→ Given exercise 1:
Copy the passage of the bar-chart guideline from "Evidence: In the" down to "paired series is more similar overall.", keeping every word unchanged.

→ Selected text:
>>
For association comparison between two paired quantitative series, use mirrored alignment on bar-chart small multiples to improve fidelity and mitigate missed overall-similarity judgments for brief visual comparison.

  • purpose:refine
  • basis:empirical
  • task:relate
  • chart:bar
  • structure:small-multiples
  • quality:fidelity:use
  • lever:layout-structure
  • operator:association
  • group-cardinality:binary

advice

Mirror the bar pair for similarity judgment

Reverse one bar panel so matching bars face across a center line when the job is judging which pair of series is more similar overall. For example, use a mirrored left-right bar pair instead of stacking the two bar panels vertically.

reason

Why mirroring helps similarity reading

A mirrored pair puts corresponding values near each other and supports comparison of overall pattern similarity without the larger separation of stacked panels.

Mechanism: Mirroring lets readers compare the two series across a shared center, which helps them judge overall similarity more efficiently than a vertically split layout.

Evidence: In the collated record, mirrored bar small multiples ranked first for the correlation task and significantly outperformed stacked bars; the original experiment framed this task as choosing which pair of bar-chart series was more similar overall (Zeng & Battle, 2023; Ondov et al., 2019).

context

Use when judging overall similarity

  • User Goal: Decide which paired series is more similar overall.
  • Task: Compare overall correlation or similarity between two series.
  • Data: Two paired quantitative series per comparison.
<<
→ The data:
>>
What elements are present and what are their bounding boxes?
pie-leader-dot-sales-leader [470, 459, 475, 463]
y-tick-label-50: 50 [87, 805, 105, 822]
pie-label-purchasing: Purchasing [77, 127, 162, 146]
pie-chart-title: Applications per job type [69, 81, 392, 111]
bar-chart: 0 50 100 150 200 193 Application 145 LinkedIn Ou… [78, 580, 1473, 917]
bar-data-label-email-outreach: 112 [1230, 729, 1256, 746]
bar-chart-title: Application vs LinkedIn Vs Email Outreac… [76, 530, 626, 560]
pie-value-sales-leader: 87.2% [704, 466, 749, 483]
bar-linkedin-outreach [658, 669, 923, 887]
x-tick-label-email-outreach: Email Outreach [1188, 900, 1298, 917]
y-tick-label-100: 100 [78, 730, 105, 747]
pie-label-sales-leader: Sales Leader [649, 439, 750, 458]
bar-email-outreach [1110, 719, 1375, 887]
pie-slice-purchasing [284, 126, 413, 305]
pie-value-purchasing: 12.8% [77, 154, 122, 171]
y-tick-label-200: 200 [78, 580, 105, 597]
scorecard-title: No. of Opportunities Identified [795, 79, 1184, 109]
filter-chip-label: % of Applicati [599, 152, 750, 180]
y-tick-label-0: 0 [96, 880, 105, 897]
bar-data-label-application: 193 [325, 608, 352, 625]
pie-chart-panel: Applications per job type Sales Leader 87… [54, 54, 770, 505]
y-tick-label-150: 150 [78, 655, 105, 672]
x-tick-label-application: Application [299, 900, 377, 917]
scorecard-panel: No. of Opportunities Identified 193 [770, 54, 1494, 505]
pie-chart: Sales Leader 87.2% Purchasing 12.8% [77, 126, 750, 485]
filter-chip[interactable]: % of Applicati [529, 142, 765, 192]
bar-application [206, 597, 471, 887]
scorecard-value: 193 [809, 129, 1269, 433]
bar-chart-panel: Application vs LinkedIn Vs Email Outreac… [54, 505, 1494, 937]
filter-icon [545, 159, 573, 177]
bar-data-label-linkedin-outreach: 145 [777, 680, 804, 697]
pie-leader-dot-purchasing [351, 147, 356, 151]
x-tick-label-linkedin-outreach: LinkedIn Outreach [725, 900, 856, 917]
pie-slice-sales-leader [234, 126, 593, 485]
<<
→ Given exercise 2:
Turn the entries, from their first line down to the line containing "bar-email-outreach [1110, 719, 1375, 887]" (both included), into a Markdown table with columns Row and Line, where Row numbers each line and blank lines are omitted.

→ Full response 1:
Evidence: In the collated record, mirrored bar small multiples ranked first for the correlation task and significantly outperformed stacked bars; the original experiment framed this task as choosing which pair of bar-chart series was more similar overall (Zeng & Battle, 2023; Ondov et al., 2019).

context

Use when judging overall similarity

  • User Goal: Decide which paired series is more similar overall.

→ Full response 2:
| Row | Line |
|---|---|
| 1 | What elements are present and what are their bounding boxes? |
| 2 | pie-leader-dot-sales-leader [470, 459, 475, 463] |
| 3 | y-tick-label-50: 50 [87, 805, 105, 822] |
| 4 | pie-label-purchasing: Purchasing [77, 127, 162, 146] |
| 5 | pie-chart-title: Applications per job type [69, 81, 392, 111] |
| 6 | bar-chart: 0 50 100 150 200 193 Application 145 LinkedIn Ou… [78, 580, 1473, 917] |
| 7 | bar-data-label-email-outreach: 112 [1230, 729, 1256, 746] |
| 8 | bar-chart-title: Application vs LinkedIn Vs Email Outreac… [76, 530, 626, 560] |
| 9 | pie-value-sales-leader: 87.2% [704, 466, 749, 483] |
| 10 | bar-linkedin-outreach [658, 669, 923, 887] |
| 11 | x-tick-label-email-outreach: Email Outreach [1188, 900, 1298, 917] |
| 12 | y-tick-label-100: 100 [78, 730, 105, 747] |
| 13 | pie-label-sales-leader: Sales Leader [649, 439, 750, 458] |
| 14 | bar-email-outreach [1110, 719, 1375, 887] |